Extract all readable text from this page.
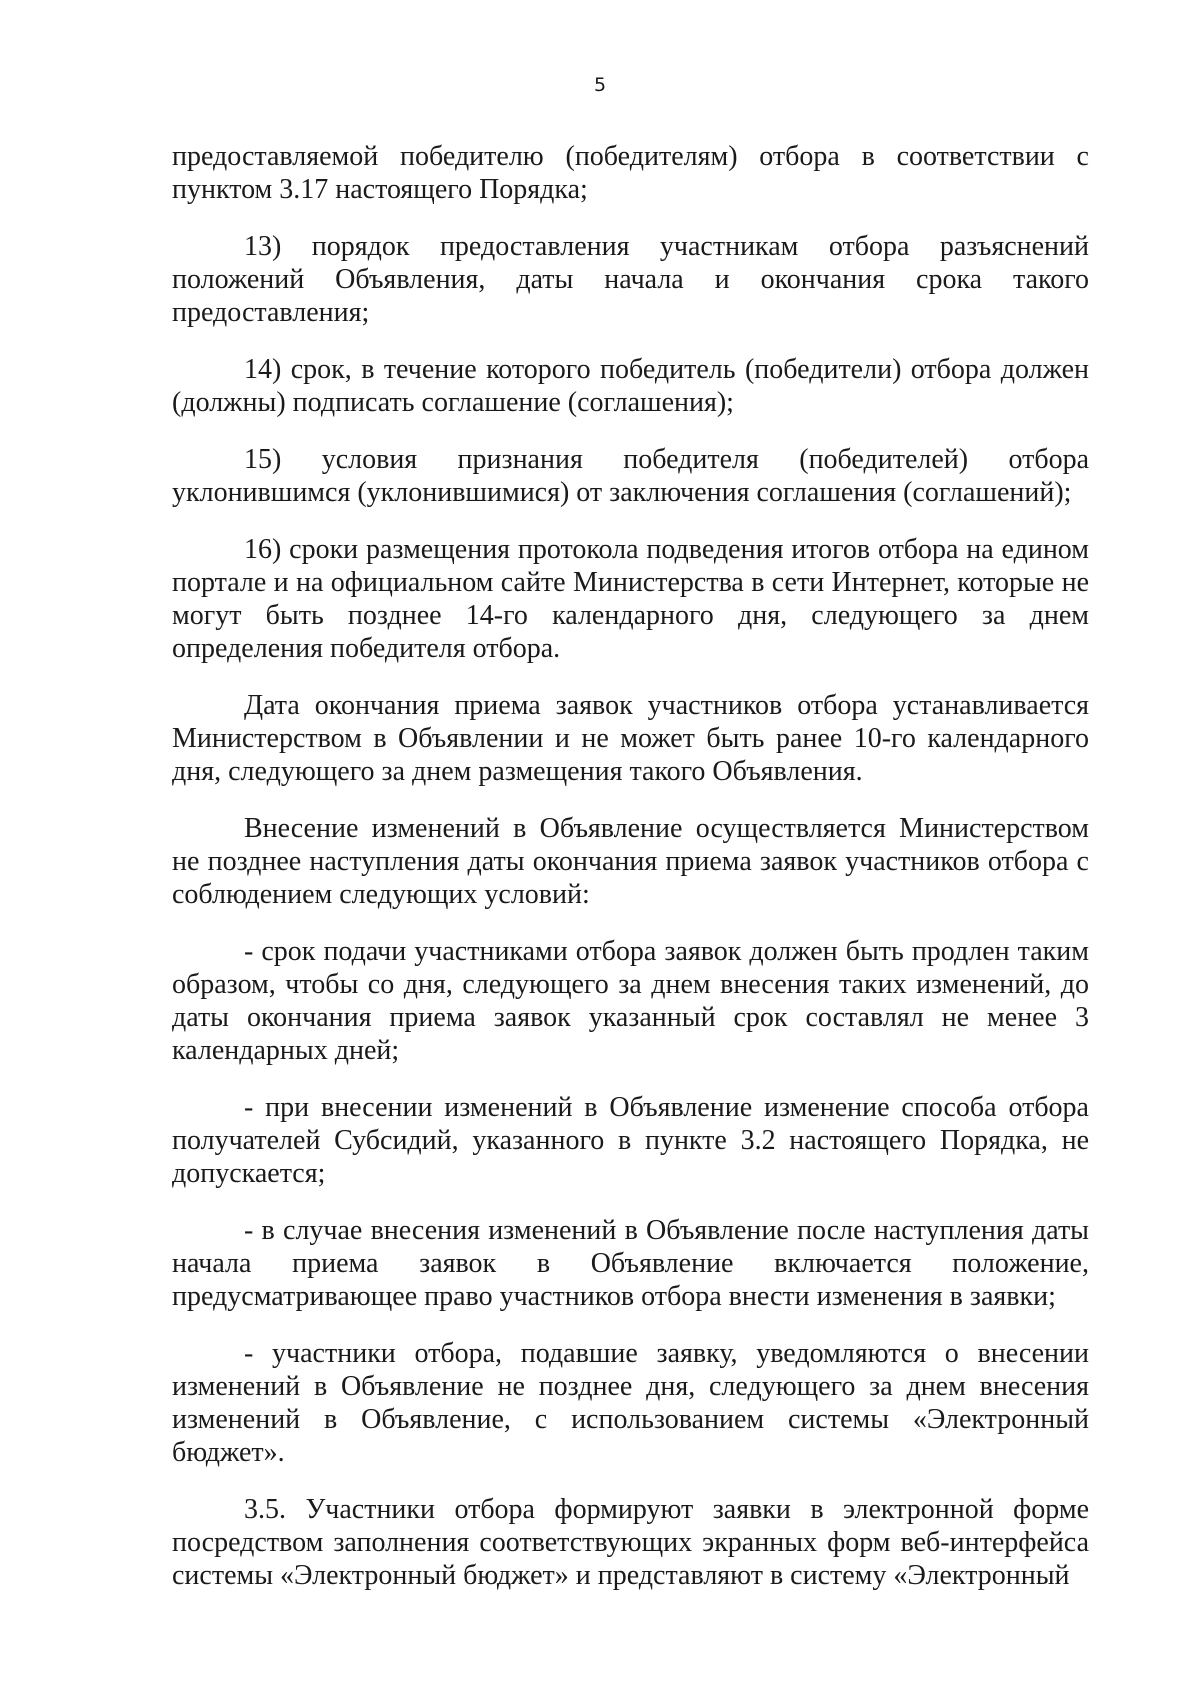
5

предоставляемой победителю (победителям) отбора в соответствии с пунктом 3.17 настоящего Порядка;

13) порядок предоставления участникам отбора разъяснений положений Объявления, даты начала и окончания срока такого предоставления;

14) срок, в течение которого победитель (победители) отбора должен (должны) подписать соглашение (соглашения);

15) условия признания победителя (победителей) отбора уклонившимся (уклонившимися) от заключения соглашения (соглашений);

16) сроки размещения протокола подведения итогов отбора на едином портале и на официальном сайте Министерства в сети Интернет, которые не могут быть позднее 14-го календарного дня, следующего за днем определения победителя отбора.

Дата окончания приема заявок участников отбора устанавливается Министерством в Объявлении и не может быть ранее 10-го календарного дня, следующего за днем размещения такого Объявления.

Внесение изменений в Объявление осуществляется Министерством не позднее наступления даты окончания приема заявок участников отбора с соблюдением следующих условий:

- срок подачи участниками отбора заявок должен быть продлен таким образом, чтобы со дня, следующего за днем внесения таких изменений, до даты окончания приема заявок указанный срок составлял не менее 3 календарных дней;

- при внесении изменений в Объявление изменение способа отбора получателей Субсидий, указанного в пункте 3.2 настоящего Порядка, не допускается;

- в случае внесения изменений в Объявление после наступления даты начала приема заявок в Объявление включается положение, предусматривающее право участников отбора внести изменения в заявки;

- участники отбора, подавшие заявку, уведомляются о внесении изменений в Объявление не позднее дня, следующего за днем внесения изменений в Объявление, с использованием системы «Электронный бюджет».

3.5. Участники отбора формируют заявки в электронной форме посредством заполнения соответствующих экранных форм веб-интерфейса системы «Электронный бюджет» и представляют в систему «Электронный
...
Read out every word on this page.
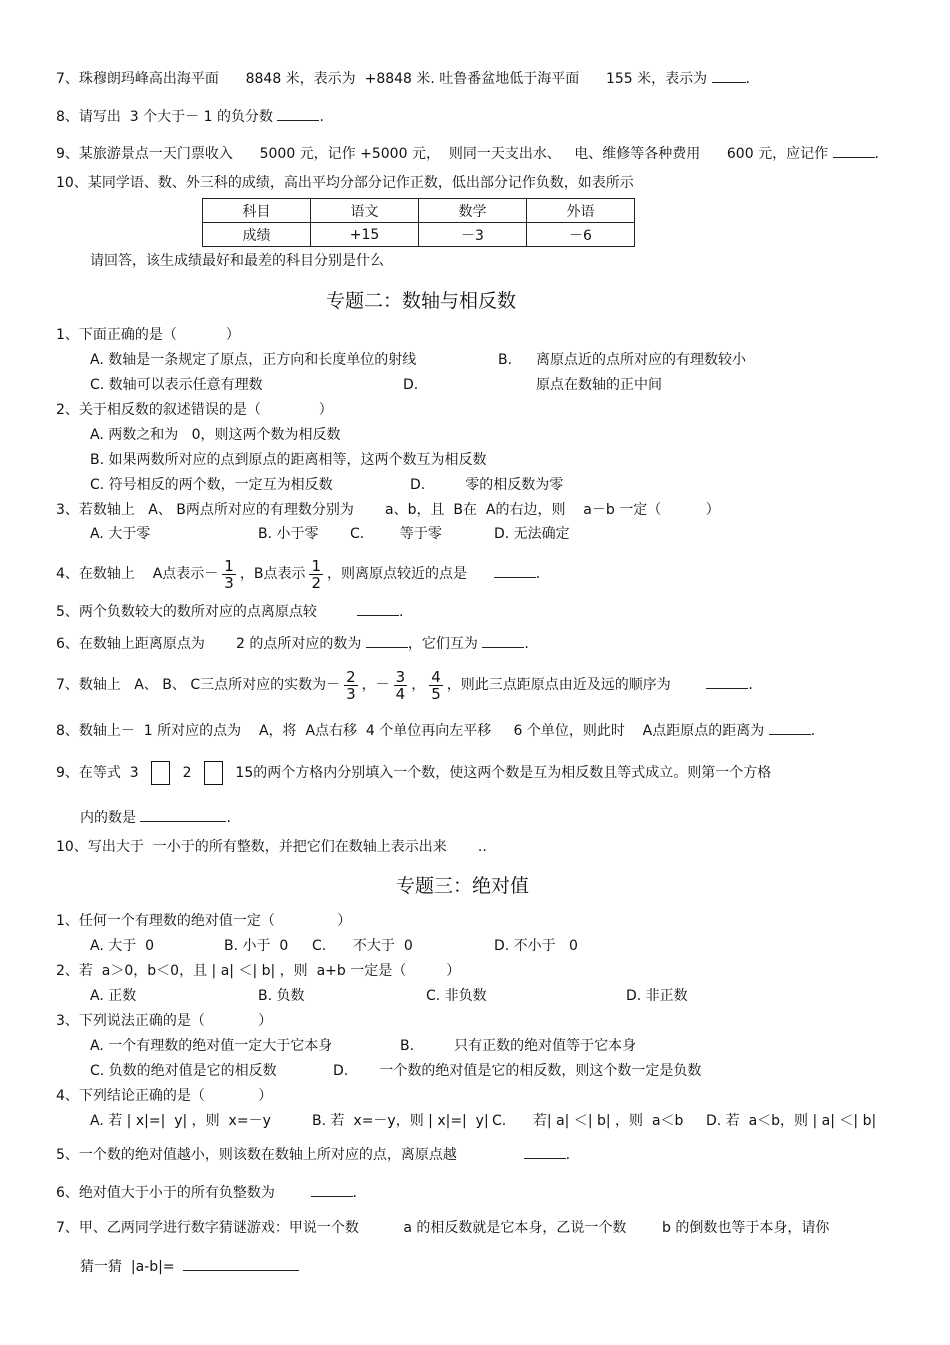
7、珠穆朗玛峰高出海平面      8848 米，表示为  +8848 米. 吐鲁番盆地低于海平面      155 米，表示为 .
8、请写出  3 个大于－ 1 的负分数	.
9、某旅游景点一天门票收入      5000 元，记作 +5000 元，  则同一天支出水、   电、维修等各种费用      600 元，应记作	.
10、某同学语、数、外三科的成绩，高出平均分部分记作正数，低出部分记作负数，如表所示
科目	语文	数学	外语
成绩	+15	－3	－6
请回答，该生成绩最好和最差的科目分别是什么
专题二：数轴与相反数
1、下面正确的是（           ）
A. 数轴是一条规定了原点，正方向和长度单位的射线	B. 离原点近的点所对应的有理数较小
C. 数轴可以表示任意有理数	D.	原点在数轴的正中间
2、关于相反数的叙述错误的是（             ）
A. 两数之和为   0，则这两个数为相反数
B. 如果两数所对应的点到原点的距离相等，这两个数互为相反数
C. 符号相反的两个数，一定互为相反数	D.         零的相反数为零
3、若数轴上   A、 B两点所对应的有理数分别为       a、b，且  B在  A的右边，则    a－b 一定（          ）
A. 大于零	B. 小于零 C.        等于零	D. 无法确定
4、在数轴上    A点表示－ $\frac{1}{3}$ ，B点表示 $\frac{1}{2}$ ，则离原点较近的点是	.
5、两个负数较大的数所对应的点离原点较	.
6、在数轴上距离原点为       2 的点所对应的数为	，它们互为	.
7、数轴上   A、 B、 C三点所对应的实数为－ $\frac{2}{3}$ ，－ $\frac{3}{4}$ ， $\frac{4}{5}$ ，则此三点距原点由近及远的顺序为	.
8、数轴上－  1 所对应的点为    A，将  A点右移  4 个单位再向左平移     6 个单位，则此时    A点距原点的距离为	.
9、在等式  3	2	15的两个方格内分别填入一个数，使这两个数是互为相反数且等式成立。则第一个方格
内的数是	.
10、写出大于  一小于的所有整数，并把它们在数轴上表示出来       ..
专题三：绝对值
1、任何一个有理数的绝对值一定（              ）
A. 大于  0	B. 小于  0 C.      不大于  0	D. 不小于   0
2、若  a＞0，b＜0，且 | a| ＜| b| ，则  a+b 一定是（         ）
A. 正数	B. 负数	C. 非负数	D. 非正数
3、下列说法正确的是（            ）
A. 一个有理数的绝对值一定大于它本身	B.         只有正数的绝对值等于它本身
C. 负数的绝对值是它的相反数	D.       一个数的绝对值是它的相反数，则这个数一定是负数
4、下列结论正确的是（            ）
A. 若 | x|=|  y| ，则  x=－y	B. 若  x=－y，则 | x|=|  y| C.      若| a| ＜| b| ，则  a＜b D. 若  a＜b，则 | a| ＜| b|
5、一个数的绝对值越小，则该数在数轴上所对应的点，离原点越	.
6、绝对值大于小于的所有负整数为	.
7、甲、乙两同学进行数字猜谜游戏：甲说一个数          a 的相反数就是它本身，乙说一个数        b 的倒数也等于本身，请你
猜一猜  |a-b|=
==
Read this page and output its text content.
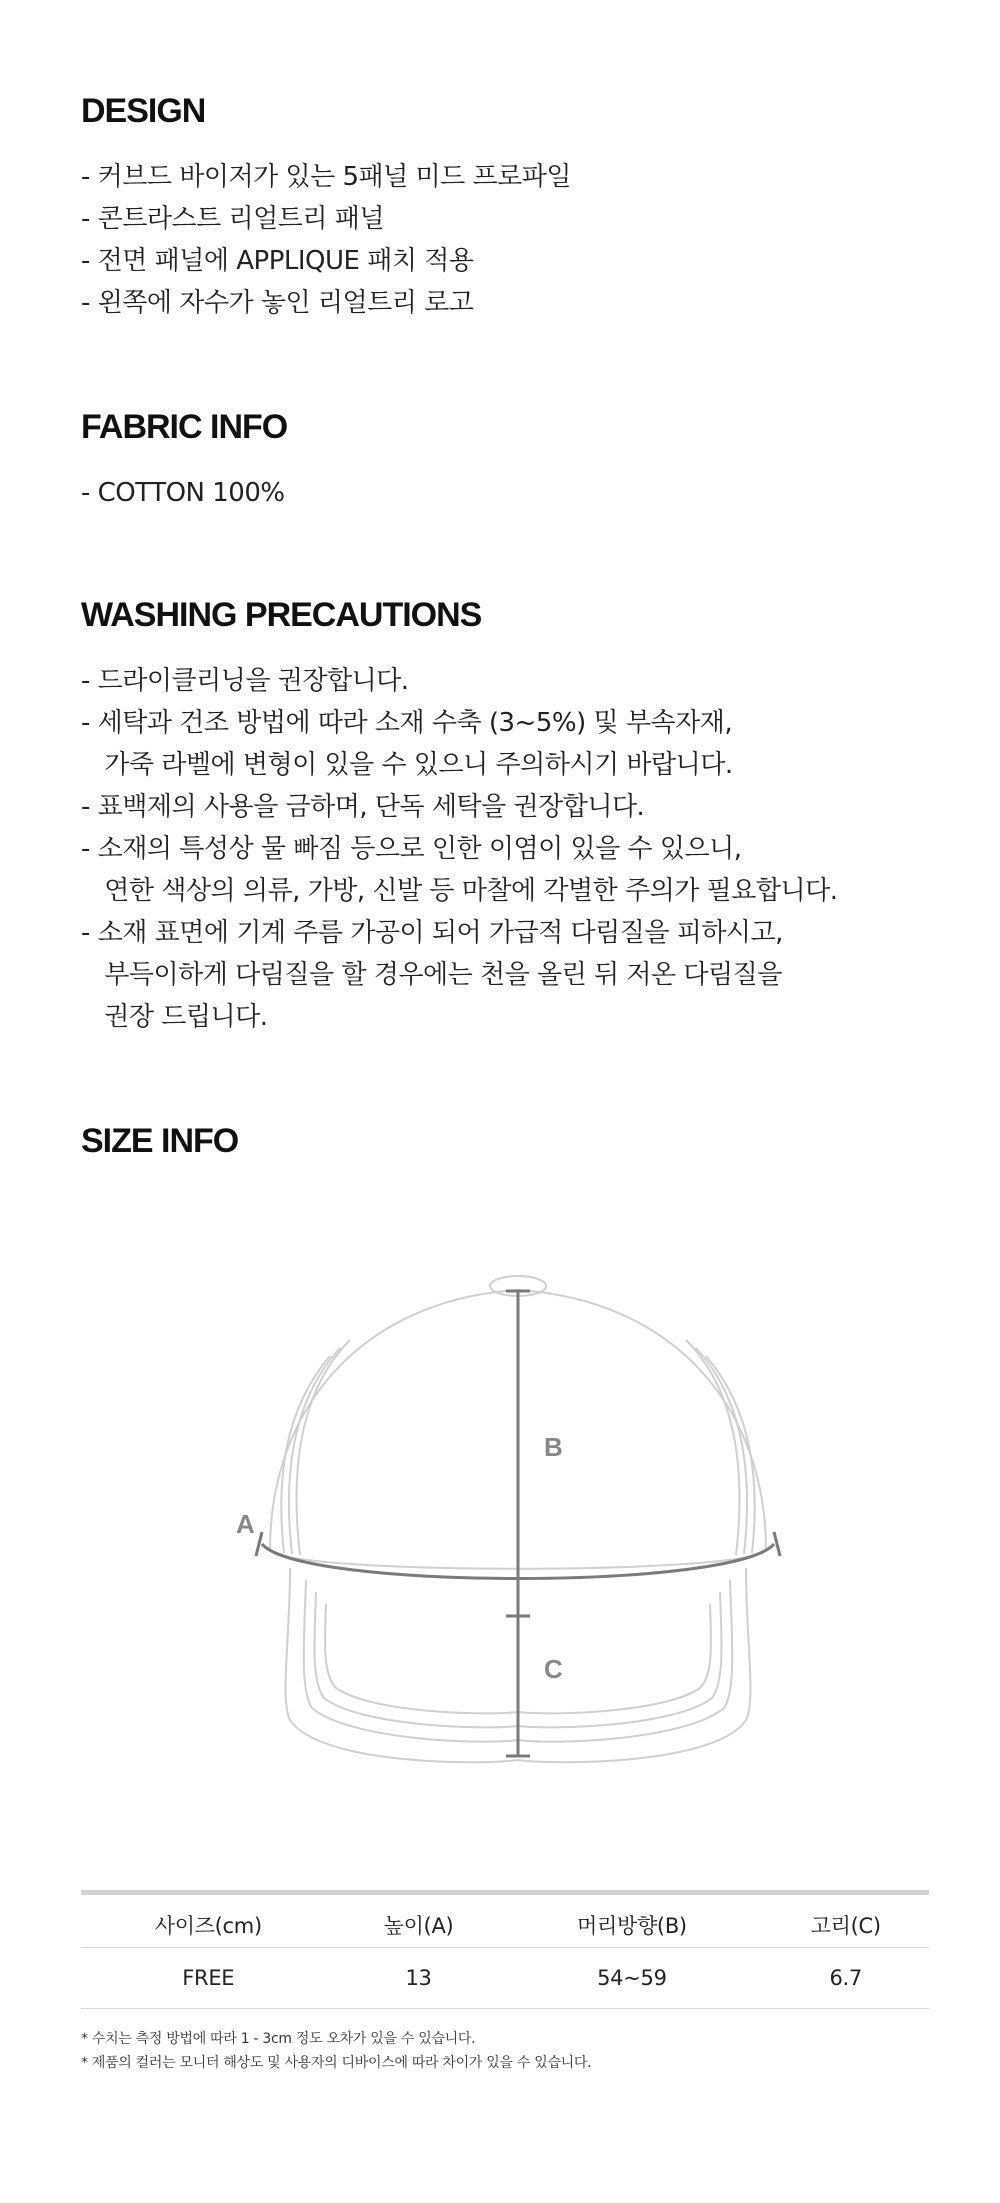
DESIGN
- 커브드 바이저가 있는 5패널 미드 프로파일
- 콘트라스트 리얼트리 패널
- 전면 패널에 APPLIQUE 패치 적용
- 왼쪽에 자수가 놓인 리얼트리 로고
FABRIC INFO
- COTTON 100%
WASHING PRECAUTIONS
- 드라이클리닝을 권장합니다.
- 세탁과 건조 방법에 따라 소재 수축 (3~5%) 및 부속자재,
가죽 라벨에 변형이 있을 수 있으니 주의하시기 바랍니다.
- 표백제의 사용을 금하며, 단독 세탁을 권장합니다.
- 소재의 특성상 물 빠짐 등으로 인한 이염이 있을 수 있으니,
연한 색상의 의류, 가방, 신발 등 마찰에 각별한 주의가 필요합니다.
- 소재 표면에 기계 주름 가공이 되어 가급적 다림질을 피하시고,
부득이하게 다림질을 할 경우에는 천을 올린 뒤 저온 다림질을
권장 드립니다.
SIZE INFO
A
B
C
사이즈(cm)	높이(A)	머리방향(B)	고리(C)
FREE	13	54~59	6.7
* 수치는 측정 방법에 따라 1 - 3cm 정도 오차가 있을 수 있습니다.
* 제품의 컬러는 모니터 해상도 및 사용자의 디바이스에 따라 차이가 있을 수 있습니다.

__WHAT TO PRODUCE__. From the entries above, copy every line that holds the word "системы".

__EXERCISE RESULT__.
- участники отбора, подавшие заявку, уведомляются о внесении изменений в Объявление не позднее дня, следующего за днем внесения изменений в Объявление, с использованием системы «Электронный бюджет».
3.5. Участники отбора формируют заявки в электронной форме посредством заполнения соответствующих экранных форм веб-интерфейса системы «Электронный бюджет» и представляют в систему «Электронный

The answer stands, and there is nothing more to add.